- **Your goal**: An exact reproduction of the records is required, with all images left out.
____
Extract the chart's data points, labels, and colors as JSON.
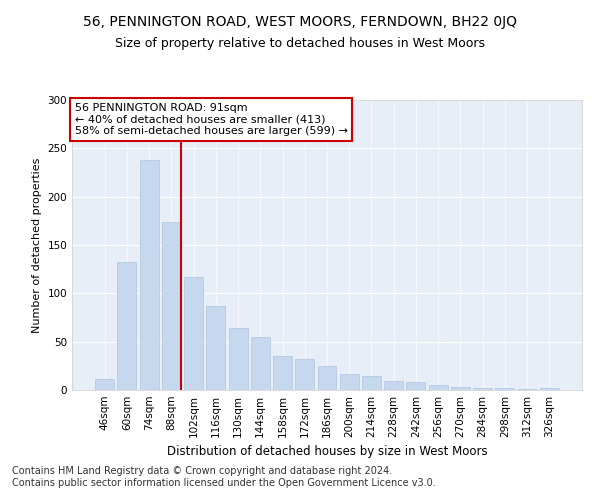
{
  "title": "56, PENNINGTON ROAD, WEST MOORS, FERNDOWN, BH22 0JQ",
  "subtitle": "Size of property relative to detached houses in West Moors",
  "xlabel": "Distribution of detached houses by size in West Moors",
  "ylabel": "Number of detached properties",
  "categories": [
    "46sqm",
    "60sqm",
    "74sqm",
    "88sqm",
    "102sqm",
    "116sqm",
    "130sqm",
    "144sqm",
    "158sqm",
    "172sqm",
    "186sqm",
    "200sqm",
    "214sqm",
    "228sqm",
    "242sqm",
    "256sqm",
    "270sqm",
    "284sqm",
    "298sqm",
    "312sqm",
    "326sqm"
  ],
  "values": [
    11,
    132,
    238,
    174,
    117,
    87,
    64,
    55,
    35,
    32,
    25,
    17,
    14,
    9,
    8,
    5,
    3,
    2,
    2,
    1,
    2
  ],
  "bar_color": "#c5d8ed",
  "bar_edge_color": "#b0c4de",
  "vline_color": "#cc0000",
  "annotation_text": "56 PENNINGTON ROAD: 91sqm\n← 40% of detached houses are smaller (413)\n58% of semi-detached houses are larger (599) →",
  "annotation_box_color": "#ffffff",
  "annotation_box_edge": "#cc0000",
  "footer_text": "Contains HM Land Registry data © Crown copyright and database right 2024.\nContains public sector information licensed under the Open Government Licence v3.0.",
  "plot_bg_color": "#e8eef8",
  "fig_bg_color": "#ffffff",
  "ylim": [
    0,
    300
  ],
  "title_fontsize": 10,
  "subtitle_fontsize": 9,
  "xlabel_fontsize": 8.5,
  "ylabel_fontsize": 8,
  "tick_fontsize": 7.5,
  "annotation_fontsize": 8,
  "footer_fontsize": 7
}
____
- **Full output**:
Extract the chart's data points, labels, and colors as JSON.
{
  "title": "56, PENNINGTON ROAD, WEST MOORS, FERNDOWN, BH22 0JQ",
  "subtitle": "Size of property relative to detached houses in West Moors",
  "xlabel": "Distribution of detached houses by size in West Moors",
  "ylabel": "Number of detached properties",
  "categories": [
    "46sqm",
    "60sqm",
    "74sqm",
    "88sqm",
    "102sqm",
    "116sqm",
    "130sqm",
    "144sqm",
    "158sqm",
    "172sqm",
    "186sqm",
    "200sqm",
    "214sqm",
    "228sqm",
    "242sqm",
    "256sqm",
    "270sqm",
    "284sqm",
    "298sqm",
    "312sqm",
    "326sqm"
  ],
  "values": [
    11,
    132,
    238,
    174,
    117,
    87,
    64,
    55,
    35,
    32,
    25,
    17,
    14,
    9,
    8,
    5,
    3,
    2,
    2,
    1,
    2
  ],
  "bar_color": "#c5d8ed",
  "bar_edge_color": "#b0c4de",
  "vline_color": "#cc0000",
  "annotation_text": "56 PENNINGTON ROAD: 91sqm\n← 40% of detached houses are smaller (413)\n58% of semi-detached houses are larger (599) →",
  "annotation_box_color": "#ffffff",
  "annotation_box_edge": "#cc0000",
  "footer_text": "Contains HM Land Registry data © Crown copyright and database right 2024.\nContains public sector information licensed under the Open Government Licence v3.0.",
  "plot_bg_color": "#e8eef8",
  "fig_bg_color": "#ffffff",
  "ylim": [
    0,
    300
  ],
  "title_fontsize": 10,
  "subtitle_fontsize": 9,
  "xlabel_fontsize": 8.5,
  "ylabel_fontsize": 8,
  "tick_fontsize": 7.5,
  "annotation_fontsize": 8,
  "footer_fontsize": 7
}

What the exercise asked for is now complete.